— start Record set —
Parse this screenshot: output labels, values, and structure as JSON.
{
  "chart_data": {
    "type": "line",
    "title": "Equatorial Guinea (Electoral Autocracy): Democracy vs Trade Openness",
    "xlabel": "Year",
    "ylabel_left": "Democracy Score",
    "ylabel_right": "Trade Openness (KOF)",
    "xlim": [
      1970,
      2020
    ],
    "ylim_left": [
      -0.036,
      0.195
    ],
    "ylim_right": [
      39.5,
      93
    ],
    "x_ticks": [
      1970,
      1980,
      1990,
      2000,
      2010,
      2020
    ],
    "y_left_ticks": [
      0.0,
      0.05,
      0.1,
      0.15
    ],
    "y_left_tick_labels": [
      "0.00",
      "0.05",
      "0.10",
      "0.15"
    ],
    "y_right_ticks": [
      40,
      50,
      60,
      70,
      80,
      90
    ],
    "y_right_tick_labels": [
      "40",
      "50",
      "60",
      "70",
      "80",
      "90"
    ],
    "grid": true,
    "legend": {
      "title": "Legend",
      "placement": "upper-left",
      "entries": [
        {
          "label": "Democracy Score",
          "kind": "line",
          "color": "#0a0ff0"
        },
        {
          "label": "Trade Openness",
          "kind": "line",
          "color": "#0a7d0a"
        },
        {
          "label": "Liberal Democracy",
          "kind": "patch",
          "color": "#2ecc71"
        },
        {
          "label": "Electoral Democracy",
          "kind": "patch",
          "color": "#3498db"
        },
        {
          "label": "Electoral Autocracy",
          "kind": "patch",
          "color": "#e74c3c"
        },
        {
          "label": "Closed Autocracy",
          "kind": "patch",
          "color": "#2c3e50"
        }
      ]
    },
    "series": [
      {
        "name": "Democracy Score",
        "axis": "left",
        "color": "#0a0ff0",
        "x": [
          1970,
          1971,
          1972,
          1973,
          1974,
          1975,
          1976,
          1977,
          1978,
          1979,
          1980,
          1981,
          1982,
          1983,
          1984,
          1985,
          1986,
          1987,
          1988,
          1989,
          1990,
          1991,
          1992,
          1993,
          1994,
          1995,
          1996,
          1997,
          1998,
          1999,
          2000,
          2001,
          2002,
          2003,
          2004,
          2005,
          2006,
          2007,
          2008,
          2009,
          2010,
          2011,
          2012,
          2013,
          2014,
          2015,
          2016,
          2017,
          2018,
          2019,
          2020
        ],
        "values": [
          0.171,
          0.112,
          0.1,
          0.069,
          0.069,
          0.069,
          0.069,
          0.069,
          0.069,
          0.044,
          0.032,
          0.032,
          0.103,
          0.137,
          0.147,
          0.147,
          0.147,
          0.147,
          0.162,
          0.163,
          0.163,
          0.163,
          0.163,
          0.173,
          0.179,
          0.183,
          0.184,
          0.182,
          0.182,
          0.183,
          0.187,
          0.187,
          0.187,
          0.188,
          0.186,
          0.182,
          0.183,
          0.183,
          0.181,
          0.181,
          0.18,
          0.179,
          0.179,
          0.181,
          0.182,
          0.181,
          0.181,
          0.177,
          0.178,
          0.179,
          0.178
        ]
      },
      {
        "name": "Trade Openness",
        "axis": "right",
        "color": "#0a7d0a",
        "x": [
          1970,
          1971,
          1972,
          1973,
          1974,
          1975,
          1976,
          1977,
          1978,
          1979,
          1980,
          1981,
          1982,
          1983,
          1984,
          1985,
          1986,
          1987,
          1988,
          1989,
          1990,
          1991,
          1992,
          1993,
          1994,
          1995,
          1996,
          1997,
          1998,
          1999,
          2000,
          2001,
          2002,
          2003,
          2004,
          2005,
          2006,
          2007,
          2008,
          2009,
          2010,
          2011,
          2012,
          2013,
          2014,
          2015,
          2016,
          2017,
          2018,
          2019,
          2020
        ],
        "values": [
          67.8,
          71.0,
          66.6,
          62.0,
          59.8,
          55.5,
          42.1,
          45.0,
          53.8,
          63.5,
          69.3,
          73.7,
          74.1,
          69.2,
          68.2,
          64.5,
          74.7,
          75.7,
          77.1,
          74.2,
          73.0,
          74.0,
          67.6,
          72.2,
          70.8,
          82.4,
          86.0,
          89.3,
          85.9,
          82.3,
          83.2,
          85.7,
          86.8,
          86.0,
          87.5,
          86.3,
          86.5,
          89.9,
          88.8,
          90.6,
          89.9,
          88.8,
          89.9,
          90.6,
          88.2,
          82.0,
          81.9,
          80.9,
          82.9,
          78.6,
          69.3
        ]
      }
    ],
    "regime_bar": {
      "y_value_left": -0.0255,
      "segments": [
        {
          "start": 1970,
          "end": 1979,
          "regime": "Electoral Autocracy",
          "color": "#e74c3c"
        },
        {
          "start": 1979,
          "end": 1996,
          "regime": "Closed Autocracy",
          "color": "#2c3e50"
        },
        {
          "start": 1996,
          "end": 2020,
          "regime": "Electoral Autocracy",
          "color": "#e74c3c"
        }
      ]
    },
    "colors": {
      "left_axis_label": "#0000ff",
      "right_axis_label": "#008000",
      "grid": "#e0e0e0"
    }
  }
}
— end Record set —
**Exercise**
Scan the material above for the string "Electoral" and return the lines that hold it.

**Final result**
    "title": "Equatorial Guinea (Electoral Autocracy): Democracy vs Trade Openness",
          "label": "Electoral Democracy",
          "label": "Electoral Autocracy",
          "regime": "Electoral Autocracy",
          "regime": "Electoral Autocracy",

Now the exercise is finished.